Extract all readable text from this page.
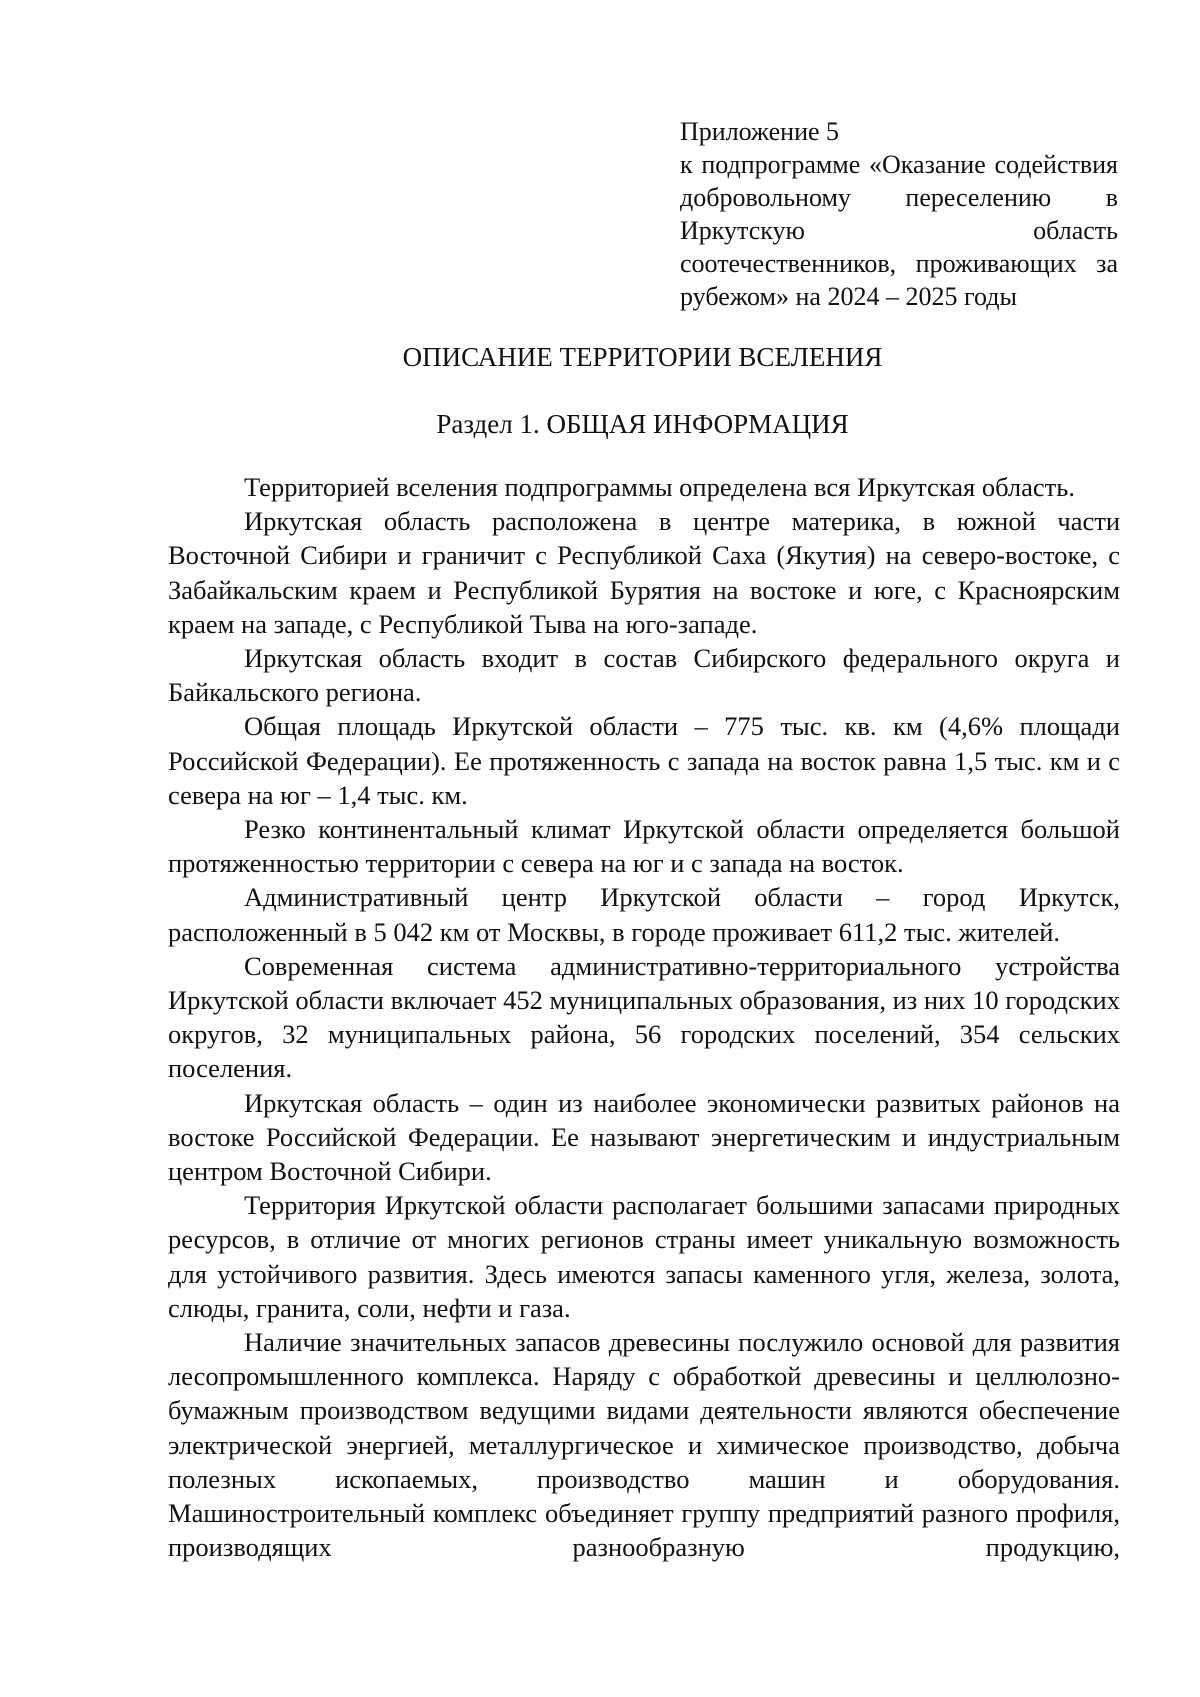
Приложение 5
к подпрограмме «Оказание содействия добровольному переселению в Иркутскую область соотечественников, проживающих за рубежом» на 2024 – 2025 годы
ОПИСАНИЕ ТЕРРИТОРИИ ВСЕЛЕНИЯ
Раздел 1. ОБЩАЯ ИНФОРМАЦИЯ

Территорией вселения подпрограммы определена вся Иркутская область.

Иркутская область расположена в центре материка, в южной части Восточной Сибири и граничит с Республикой Саха (Якутия) на северо-востоке, с Забайкальским краем и Республикой Бурятия на востоке и юге, с Красноярским краем на западе, с Республикой Тыва на юго-западе.

Иркутская область входит в состав Сибирского федерального округа и Байкальского региона.

Общая площадь Иркутской области – 775 тыс. кв. км (4,6% площади Российской Федерации). Ее протяженность с запада на восток равна 1,5 тыс. км и с севера на юг – 1,4 тыс. км.

Резко континентальный климат Иркутской области определяется большой протяженностью территории с севера на юг и с запада на восток.

Административный центр Иркутской области – город Иркутск, расположенный в 5 042 км от Москвы, в городе проживает 611,2 тыс. жителей.

Современная система административно-территориального устройства Иркутской области включает 452 муниципальных образования, из них 10 городских округов, 32 муниципальных района, 56 городских поселений, 354 сельских поселения.

Иркутская область – один из наиболее экономически развитых районов на востоке Российской Федерации. Ее называют энергетическим и индустриальным центром Восточной Сибири.

Территория Иркутской области располагает большими запасами природных ресурсов, в отличие от многих регионов страны имеет уникальную возможность для устойчивого развития. Здесь имеются запасы каменного угля, железа, золота, слюды, гранита, соли, нефти и газа.

Наличие значительных запасов древесины послужило основой для развития лесопромышленного комплекса. Наряду с обработкой древесины и целлюлозно-бумажным производством ведущими видами деятельности являются обеспечение электрической энергией, металлургическое и химическое производство, добыча полезных ископаемых, производство машин и оборудования. Машиностроительный комплекс объединяет группу предприятий разного профиля, производящих разнообразную продукцию,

Exercise objective: Transcribe each entry above exactly, apart from the pictures.

Answer to this task:
Extract all readable text from this page.
Приложение 5
к подпрограмме «Оказание содействия добровольному переселению в Иркутскую область соотечественников, проживающих за рубежом» на 2024 – 2025 годы
ОПИСАНИЕ ТЕРРИТОРИИ ВСЕЛЕНИЯ
Раздел 1. ОБЩАЯ ИНФОРМАЦИЯ

Территорией вселения подпрограммы определена вся Иркутская область.

Иркутская область расположена в центре материка, в южной части Восточной Сибири и граничит с Республикой Саха (Якутия) на северо-востоке, с Забайкальским краем и Республикой Бурятия на востоке и юге, с Красноярским краем на западе, с Республикой Тыва на юго-западе.

Иркутская область входит в состав Сибирского федерального округа и Байкальского региона.

Общая площадь Иркутской области – 775 тыс. кв. км (4,6% площади Российской Федерации). Ее протяженность с запада на восток равна 1,5 тыс. км и с севера на юг – 1,4 тыс. км.

Резко континентальный климат Иркутской области определяется большой протяженностью территории с севера на юг и с запада на восток.

Административный центр Иркутской области – город Иркутск, расположенный в 5 042 км от Москвы, в городе проживает 611,2 тыс. жителей.

Современная система административно-территориального устройства Иркутской области включает 452 муниципальных образования, из них 10 городских округов, 32 муниципальных района, 56 городских поселений, 354 сельских поселения.

Иркутская область – один из наиболее экономически развитых районов на востоке Российской Федерации. Ее называют энергетическим и индустриальным центром Восточной Сибири.

Территория Иркутской области располагает большими запасами природных ресурсов, в отличие от многих регионов страны имеет уникальную возможность для устойчивого развития. Здесь имеются запасы каменного угля, железа, золота, слюды, гранита, соли, нефти и газа.

Наличие значительных запасов древесины послужило основой для развития лесопромышленного комплекса. Наряду с обработкой древесины и целлюлозно-бумажным производством ведущими видами деятельности являются обеспечение электрической энергией, металлургическое и химическое производство, добыча полезных ископаемых, производство машин и оборудования. Машиностроительный комплекс объединяет группу предприятий разного профиля, производящих разнообразную продукцию,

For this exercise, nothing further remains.